> **SHORT EXERCISE**
Produce an exact transcription of the listing below, omitting the pictures.

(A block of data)
╭──
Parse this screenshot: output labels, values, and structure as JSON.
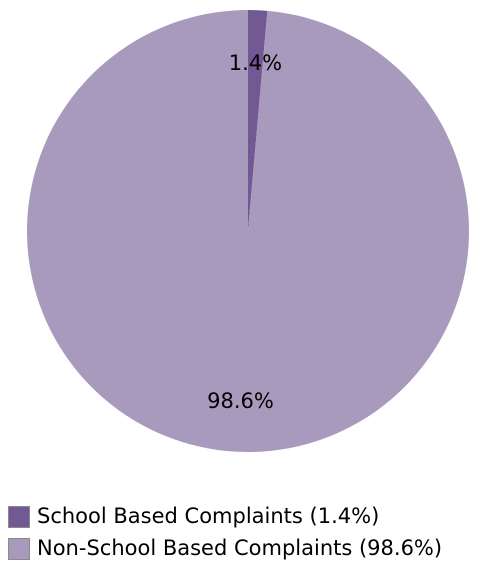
{
  "chart_data": {
    "type": "pie",
    "title": "",
    "slices": [
      {
        "name": "School Based Complaints",
        "value": 1.4,
        "label": "1.4%",
        "legend": "School Based Complaints (1.4%)",
        "color": "#735993"
      },
      {
        "name": "Non-School Based Complaints",
        "value": 98.6,
        "label": "98.6%",
        "legend": "Non-School Based Complaints (98.6%)",
        "color": "#a89abd"
      }
    ],
    "start_angle": "12 o'clock",
    "direction": "clockwise",
    "legend_position": "bottom-left"
  }
}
╰──
> **ANSWER BELOW**
Parse this screenshot: output labels, values, and structure as JSON.
{
  "chart_data": {
    "type": "pie",
    "title": "",
    "slices": [
      {
        "name": "School Based Complaints",
        "value": 1.4,
        "label": "1.4%",
        "legend": "School Based Complaints (1.4%)",
        "color": "#735993"
      },
      {
        "name": "Non-School Based Complaints",
        "value": 98.6,
        "label": "98.6%",
        "legend": "Non-School Based Complaints (98.6%)",
        "color": "#a89abd"
      }
    ],
    "start_angle": "12 o'clock",
    "direction": "clockwise",
    "legend_position": "bottom-left"
  }
}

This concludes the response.